== WORK REQUEST ==
Scan the records for the word "Case". Copy each line that includes it.

(INFORMATION GIVEN Opens)

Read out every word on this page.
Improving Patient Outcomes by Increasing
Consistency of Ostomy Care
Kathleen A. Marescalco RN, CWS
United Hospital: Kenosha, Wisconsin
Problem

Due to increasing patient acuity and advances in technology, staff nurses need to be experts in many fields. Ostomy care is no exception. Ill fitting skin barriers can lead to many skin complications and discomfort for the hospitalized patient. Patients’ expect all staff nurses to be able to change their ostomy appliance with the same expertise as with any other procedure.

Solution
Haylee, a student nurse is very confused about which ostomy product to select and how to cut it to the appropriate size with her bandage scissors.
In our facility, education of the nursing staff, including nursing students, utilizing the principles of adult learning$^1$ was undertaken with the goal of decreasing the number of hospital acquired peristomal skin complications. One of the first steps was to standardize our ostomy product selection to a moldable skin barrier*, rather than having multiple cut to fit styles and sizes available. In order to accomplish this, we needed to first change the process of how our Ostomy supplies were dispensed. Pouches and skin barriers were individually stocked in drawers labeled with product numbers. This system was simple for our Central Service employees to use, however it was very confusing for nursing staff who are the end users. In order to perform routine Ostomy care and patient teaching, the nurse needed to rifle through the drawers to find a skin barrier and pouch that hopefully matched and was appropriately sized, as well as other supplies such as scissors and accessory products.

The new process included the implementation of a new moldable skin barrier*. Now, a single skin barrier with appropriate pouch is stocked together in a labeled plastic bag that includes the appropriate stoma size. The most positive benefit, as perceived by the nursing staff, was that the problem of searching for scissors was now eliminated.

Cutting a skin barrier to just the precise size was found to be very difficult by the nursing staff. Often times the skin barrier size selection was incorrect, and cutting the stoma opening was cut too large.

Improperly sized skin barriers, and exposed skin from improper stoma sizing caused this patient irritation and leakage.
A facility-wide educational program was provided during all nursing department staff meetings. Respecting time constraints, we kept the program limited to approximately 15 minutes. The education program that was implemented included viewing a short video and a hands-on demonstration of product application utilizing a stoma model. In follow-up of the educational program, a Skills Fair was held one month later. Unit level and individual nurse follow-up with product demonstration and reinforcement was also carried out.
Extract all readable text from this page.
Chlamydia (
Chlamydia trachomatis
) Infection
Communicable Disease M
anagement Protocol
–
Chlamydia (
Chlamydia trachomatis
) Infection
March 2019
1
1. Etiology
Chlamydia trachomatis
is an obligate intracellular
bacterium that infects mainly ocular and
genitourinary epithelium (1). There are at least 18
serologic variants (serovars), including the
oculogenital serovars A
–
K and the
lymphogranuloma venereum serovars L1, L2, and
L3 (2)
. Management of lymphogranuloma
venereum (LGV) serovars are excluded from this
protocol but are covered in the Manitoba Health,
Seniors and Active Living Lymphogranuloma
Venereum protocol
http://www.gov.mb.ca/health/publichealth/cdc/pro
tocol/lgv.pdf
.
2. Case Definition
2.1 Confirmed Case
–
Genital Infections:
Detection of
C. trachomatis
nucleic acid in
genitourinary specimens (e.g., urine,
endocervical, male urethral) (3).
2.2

(INFORMATION GIVEN Closes)

== WORKED SOLUTION ==
2. Case Definition
2.1 Confirmed Case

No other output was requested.